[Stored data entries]
## Start
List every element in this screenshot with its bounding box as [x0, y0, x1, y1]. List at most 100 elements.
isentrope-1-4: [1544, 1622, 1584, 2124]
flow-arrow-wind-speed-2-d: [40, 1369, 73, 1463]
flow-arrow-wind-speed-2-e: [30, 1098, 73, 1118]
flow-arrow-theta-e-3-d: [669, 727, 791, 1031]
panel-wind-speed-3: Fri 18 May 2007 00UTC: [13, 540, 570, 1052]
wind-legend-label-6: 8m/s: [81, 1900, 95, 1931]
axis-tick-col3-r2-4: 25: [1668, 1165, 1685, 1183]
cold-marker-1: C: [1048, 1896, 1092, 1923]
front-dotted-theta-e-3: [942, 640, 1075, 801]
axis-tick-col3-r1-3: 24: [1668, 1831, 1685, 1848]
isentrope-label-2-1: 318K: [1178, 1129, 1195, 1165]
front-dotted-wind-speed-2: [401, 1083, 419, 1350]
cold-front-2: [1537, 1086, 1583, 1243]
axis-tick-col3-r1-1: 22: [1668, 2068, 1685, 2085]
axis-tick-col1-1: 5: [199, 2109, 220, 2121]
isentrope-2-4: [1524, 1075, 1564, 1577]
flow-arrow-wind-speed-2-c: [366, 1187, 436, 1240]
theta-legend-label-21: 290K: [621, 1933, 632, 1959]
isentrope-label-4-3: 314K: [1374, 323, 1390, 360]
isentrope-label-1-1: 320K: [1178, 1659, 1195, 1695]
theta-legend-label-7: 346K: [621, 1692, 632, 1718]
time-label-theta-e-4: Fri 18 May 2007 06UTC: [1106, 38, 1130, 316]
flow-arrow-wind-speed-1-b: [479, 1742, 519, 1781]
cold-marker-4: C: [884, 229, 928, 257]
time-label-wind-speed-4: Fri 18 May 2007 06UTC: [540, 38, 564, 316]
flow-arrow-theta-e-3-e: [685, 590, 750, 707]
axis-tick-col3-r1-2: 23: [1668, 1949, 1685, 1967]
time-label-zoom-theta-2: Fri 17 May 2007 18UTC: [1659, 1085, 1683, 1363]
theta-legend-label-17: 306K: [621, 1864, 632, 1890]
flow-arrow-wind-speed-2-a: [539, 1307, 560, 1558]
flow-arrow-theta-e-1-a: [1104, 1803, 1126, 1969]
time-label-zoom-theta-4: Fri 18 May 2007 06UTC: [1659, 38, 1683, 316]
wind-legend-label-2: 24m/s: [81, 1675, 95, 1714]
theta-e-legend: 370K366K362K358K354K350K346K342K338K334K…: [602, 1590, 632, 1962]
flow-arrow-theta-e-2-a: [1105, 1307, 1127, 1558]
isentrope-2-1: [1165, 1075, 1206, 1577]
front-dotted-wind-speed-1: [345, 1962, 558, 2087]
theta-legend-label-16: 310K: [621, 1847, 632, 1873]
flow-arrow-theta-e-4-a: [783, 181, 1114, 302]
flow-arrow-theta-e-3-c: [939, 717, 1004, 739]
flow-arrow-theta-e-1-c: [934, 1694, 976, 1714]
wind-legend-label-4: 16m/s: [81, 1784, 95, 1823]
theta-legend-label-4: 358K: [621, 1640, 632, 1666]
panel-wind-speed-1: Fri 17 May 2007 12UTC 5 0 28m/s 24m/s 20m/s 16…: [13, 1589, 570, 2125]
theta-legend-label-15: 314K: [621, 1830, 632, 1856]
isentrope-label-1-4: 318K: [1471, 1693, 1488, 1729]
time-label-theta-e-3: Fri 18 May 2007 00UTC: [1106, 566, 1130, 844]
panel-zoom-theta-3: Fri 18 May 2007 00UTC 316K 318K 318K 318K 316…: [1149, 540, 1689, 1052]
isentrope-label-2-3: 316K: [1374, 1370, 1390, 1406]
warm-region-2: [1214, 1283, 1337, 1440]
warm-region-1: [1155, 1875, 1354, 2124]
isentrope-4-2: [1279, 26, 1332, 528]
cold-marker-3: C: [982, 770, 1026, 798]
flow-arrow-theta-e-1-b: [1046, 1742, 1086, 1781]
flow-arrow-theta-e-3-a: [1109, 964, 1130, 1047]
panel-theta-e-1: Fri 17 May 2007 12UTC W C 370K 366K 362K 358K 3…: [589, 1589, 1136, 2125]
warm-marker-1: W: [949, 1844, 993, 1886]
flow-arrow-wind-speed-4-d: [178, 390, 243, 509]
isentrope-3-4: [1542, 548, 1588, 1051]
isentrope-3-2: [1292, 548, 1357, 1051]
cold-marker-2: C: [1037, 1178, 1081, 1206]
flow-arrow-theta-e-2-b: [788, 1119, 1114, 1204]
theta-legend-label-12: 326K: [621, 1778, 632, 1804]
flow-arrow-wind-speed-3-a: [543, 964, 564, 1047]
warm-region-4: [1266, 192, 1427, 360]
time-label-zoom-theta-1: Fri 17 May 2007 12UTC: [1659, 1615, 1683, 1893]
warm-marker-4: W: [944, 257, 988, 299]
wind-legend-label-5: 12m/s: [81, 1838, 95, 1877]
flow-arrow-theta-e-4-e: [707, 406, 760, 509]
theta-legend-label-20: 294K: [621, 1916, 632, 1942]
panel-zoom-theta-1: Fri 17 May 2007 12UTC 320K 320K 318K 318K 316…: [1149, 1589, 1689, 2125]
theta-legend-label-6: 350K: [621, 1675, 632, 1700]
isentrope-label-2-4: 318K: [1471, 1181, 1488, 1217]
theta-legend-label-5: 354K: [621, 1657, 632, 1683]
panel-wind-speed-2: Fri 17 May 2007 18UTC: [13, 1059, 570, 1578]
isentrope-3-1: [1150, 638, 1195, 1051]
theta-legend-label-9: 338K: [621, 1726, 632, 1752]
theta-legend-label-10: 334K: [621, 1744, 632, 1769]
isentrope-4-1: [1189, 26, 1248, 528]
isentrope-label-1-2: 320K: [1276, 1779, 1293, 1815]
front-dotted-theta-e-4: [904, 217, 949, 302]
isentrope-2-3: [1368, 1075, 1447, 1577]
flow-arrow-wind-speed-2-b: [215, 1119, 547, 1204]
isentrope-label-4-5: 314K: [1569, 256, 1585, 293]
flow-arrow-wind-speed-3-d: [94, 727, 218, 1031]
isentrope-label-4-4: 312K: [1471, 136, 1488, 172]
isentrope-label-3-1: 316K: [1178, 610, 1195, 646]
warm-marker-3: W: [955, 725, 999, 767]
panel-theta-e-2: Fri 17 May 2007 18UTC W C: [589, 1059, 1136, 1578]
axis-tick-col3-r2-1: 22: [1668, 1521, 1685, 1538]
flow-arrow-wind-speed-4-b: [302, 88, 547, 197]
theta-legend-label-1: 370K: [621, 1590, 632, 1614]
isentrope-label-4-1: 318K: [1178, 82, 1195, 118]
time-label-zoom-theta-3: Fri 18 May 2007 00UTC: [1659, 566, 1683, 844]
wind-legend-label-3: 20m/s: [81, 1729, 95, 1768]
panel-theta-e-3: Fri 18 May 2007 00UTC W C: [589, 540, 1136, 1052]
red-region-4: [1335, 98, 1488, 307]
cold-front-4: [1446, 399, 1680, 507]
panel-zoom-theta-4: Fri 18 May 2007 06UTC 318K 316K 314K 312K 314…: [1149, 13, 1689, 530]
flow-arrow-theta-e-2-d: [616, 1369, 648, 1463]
## End
→ Problem description
Copy out all of the lines above character for character, without changing anything.

→ Written answer
List every element in this screenshot with its bounding box as [x0, y0, x1, y1]. List at most 100 elements.
isentrope-1-4: [1544, 1622, 1584, 2124]
flow-arrow-wind-speed-2-d: [40, 1369, 73, 1463]
flow-arrow-wind-speed-2-e: [30, 1098, 73, 1118]
flow-arrow-theta-e-3-d: [669, 727, 791, 1031]
panel-wind-speed-3: Fri 18 May 2007 00UTC: [13, 540, 570, 1052]
wind-legend-label-6: 8m/s: [81, 1900, 95, 1931]
axis-tick-col3-r2-4: 25: [1668, 1165, 1685, 1183]
cold-marker-1: C: [1048, 1896, 1092, 1923]
front-dotted-theta-e-3: [942, 640, 1075, 801]
axis-tick-col3-r1-3: 24: [1668, 1831, 1685, 1848]
isentrope-label-2-1: 318K: [1178, 1129, 1195, 1165]
front-dotted-wind-speed-2: [401, 1083, 419, 1350]
cold-front-2: [1537, 1086, 1583, 1243]
axis-tick-col3-r1-1: 22: [1668, 2068, 1685, 2085]
axis-tick-col1-1: 5: [199, 2109, 220, 2121]
isentrope-2-4: [1524, 1075, 1564, 1577]
flow-arrow-wind-speed-2-c: [366, 1187, 436, 1240]
theta-legend-label-21: 290K: [621, 1933, 632, 1959]
isentrope-label-4-3: 314K: [1374, 323, 1390, 360]
isentrope-label-1-1: 320K: [1178, 1659, 1195, 1695]
theta-legend-label-7: 346K: [621, 1692, 632, 1718]
time-label-theta-e-4: Fri 18 May 2007 06UTC: [1106, 38, 1130, 316]
flow-arrow-wind-speed-1-b: [479, 1742, 519, 1781]
cold-marker-4: C: [884, 229, 928, 257]
time-label-wind-speed-4: Fri 18 May 2007 06UTC: [540, 38, 564, 316]
flow-arrow-theta-e-3-e: [685, 590, 750, 707]
axis-tick-col3-r1-2: 23: [1668, 1949, 1685, 1967]
time-label-zoom-theta-2: Fri 17 May 2007 18UTC: [1659, 1085, 1683, 1363]
theta-legend-label-17: 306K: [621, 1864, 632, 1890]
flow-arrow-wind-speed-2-a: [539, 1307, 560, 1558]
flow-arrow-theta-e-1-a: [1104, 1803, 1126, 1969]
time-label-zoom-theta-4: Fri 18 May 2007 06UTC: [1659, 38, 1683, 316]
wind-legend-label-2: 24m/s: [81, 1675, 95, 1714]
theta-e-legend: 370K366K362K358K354K350K346K342K338K334K…: [602, 1590, 632, 1962]
flow-arrow-theta-e-2-a: [1105, 1307, 1127, 1558]
isentrope-2-1: [1165, 1075, 1206, 1577]
front-dotted-wind-speed-1: [345, 1962, 558, 2087]
theta-legend-label-16: 310K: [621, 1847, 632, 1873]
flow-arrow-theta-e-4-a: [783, 181, 1114, 302]
flow-arrow-theta-e-3-c: [939, 717, 1004, 739]
flow-arrow-theta-e-1-c: [934, 1694, 976, 1714]
wind-legend-label-4: 16m/s: [81, 1784, 95, 1823]
theta-legend-label-4: 358K: [621, 1640, 632, 1666]
panel-wind-speed-1: Fri 17 May 2007 12UTC 5 0 28m/s 24m/s 20m/s 16…: [13, 1589, 570, 2125]
theta-legend-label-15: 314K: [621, 1830, 632, 1856]
isentrope-label-1-4: 318K: [1471, 1693, 1488, 1729]
time-label-theta-e-3: Fri 18 May 2007 00UTC: [1106, 566, 1130, 844]
panel-zoom-theta-3: Fri 18 May 2007 00UTC 316K 318K 318K 318K 316…: [1149, 540, 1689, 1052]
isentrope-label-2-3: 316K: [1374, 1370, 1390, 1406]
warm-region-2: [1214, 1283, 1337, 1440]
warm-region-1: [1155, 1875, 1354, 2124]
isentrope-4-2: [1279, 26, 1332, 528]
cold-marker-3: C: [982, 770, 1026, 798]
flow-arrow-theta-e-1-b: [1046, 1742, 1086, 1781]
flow-arrow-theta-e-3-a: [1109, 964, 1130, 1047]
panel-theta-e-1: Fri 17 May 2007 12UTC W C 370K 366K 362K 358K 3…: [589, 1589, 1136, 2125]
warm-marker-1: W: [949, 1844, 993, 1886]
flow-arrow-wind-speed-4-d: [178, 390, 243, 509]
isentrope-3-4: [1542, 548, 1588, 1051]
isentrope-3-2: [1292, 548, 1357, 1051]
cold-marker-2: C: [1037, 1178, 1081, 1206]
flow-arrow-theta-e-2-b: [788, 1119, 1114, 1204]
theta-legend-label-12: 326K: [621, 1778, 632, 1804]
flow-arrow-wind-speed-3-a: [543, 964, 564, 1047]
warm-region-4: [1266, 192, 1427, 360]
time-label-zoom-theta-1: Fri 17 May 2007 12UTC: [1659, 1615, 1683, 1893]
warm-marker-4: W: [944, 257, 988, 299]
wind-legend-label-5: 12m/s: [81, 1838, 95, 1877]
flow-arrow-theta-e-4-e: [707, 406, 760, 509]
theta-legend-label-20: 294K: [621, 1916, 632, 1942]
panel-zoom-theta-1: Fri 17 May 2007 12UTC 320K 320K 318K 318K 316…: [1149, 1589, 1689, 2125]
theta-legend-label-6: 350K: [621, 1675, 632, 1700]
isentrope-label-2-4: 318K: [1471, 1181, 1488, 1217]
theta-legend-label-5: 354K: [621, 1657, 632, 1683]
panel-wind-speed-2: Fri 17 May 2007 18UTC: [13, 1059, 570, 1578]
isentrope-3-1: [1150, 638, 1195, 1051]
theta-legend-label-9: 338K: [621, 1726, 632, 1752]
theta-legend-label-10: 334K: [621, 1744, 632, 1769]
isentrope-4-1: [1189, 26, 1248, 528]
isentrope-label-1-2: 320K: [1276, 1779, 1293, 1815]
front-dotted-theta-e-4: [904, 217, 949, 302]
isentrope-2-3: [1368, 1075, 1447, 1577]
flow-arrow-wind-speed-2-b: [215, 1119, 547, 1204]
isentrope-label-4-5: 314K: [1569, 256, 1585, 293]
flow-arrow-wind-speed-3-d: [94, 727, 218, 1031]
isentrope-label-4-4: 312K: [1471, 136, 1488, 172]
isentrope-label-3-1: 316K: [1178, 610, 1195, 646]
warm-marker-3: W: [955, 725, 999, 767]
panel-theta-e-2: Fri 17 May 2007 18UTC W C: [589, 1059, 1136, 1578]
axis-tick-col3-r2-1: 22: [1668, 1521, 1685, 1538]
flow-arrow-wind-speed-4-b: [302, 88, 547, 197]
theta-legend-label-1: 370K: [621, 1590, 632, 1614]
isentrope-label-4-1: 318K: [1178, 82, 1195, 118]
time-label-zoom-theta-3: Fri 18 May 2007 00UTC: [1659, 566, 1683, 844]
wind-legend-label-3: 20m/s: [81, 1729, 95, 1768]
panel-theta-e-3: Fri 18 May 2007 00UTC W C: [589, 540, 1136, 1052]
red-region-4: [1335, 98, 1488, 307]
cold-front-4: [1446, 399, 1680, 507]
panel-zoom-theta-4: Fri 18 May 2007 06UTC 318K 316K 314K 312K 314…: [1149, 13, 1689, 530]
flow-arrow-theta-e-2-d: [616, 1369, 648, 1463]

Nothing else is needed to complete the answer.